> _WHAT NEEDS TO BE DONE_
Exactly reproduce each entry, leaving out nothing.

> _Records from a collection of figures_
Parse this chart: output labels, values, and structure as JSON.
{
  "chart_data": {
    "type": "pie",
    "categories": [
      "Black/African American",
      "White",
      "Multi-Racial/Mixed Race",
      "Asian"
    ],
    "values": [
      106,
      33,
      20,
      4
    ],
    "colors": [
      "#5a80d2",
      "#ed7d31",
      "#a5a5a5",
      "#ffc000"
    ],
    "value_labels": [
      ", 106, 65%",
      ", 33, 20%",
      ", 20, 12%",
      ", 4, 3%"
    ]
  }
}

> _TASK ANSWER_
Parse this chart: output labels, values, and structure as JSON.
{
  "chart_data": {
    "type": "pie",
    "categories": [
      "Black/African American",
      "White",
      "Multi-Racial/Mixed Race",
      "Asian"
    ],
    "values": [
      106,
      33,
      20,
      4
    ],
    "colors": [
      "#5a80d2",
      "#ed7d31",
      "#a5a5a5",
      "#ffc000"
    ],
    "value_labels": [
      ", 106, 65%",
      ", 33, 20%",
      ", 20, 12%",
      ", 4, 3%"
    ]
  }
}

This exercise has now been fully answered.